======== INPUT RECORDS
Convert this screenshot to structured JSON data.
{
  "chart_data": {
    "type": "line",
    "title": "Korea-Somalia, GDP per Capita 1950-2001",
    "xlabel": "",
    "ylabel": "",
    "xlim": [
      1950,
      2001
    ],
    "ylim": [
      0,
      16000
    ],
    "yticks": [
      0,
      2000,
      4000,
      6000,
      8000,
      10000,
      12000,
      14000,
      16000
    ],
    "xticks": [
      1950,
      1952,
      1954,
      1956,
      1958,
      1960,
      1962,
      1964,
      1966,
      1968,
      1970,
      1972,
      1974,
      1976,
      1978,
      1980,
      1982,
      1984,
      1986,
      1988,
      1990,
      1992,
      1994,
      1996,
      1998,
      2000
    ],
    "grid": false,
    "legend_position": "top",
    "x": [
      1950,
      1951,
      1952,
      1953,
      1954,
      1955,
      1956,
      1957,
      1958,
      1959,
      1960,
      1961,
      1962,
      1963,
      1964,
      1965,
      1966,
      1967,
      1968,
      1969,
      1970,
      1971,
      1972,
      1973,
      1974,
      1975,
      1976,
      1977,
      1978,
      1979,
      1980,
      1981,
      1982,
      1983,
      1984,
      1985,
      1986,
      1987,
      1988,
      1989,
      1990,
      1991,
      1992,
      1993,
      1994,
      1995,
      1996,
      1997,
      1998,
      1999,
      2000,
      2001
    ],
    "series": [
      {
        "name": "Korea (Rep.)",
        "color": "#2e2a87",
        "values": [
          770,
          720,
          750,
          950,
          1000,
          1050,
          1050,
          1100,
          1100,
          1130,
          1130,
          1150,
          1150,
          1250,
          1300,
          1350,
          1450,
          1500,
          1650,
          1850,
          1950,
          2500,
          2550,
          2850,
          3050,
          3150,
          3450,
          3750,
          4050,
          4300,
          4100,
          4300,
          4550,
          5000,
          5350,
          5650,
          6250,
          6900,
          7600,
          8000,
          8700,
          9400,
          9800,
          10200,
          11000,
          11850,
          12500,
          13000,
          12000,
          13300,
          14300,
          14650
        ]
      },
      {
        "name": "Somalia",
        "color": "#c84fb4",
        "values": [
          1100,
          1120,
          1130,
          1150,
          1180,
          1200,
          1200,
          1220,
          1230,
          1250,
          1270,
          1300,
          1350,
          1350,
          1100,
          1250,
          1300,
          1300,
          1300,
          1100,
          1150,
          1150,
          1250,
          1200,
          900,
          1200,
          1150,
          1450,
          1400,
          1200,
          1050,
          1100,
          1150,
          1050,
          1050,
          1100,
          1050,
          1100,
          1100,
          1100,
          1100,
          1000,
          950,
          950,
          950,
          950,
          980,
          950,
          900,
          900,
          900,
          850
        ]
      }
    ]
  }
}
================
> PROMPT: Lines containing the string "Somalia" are to be selected and copied.

> EXERCISE OUTPUT:
    "title": "Korea-Somalia, GDP per Capita 1950-2001",
        "name": "Somalia",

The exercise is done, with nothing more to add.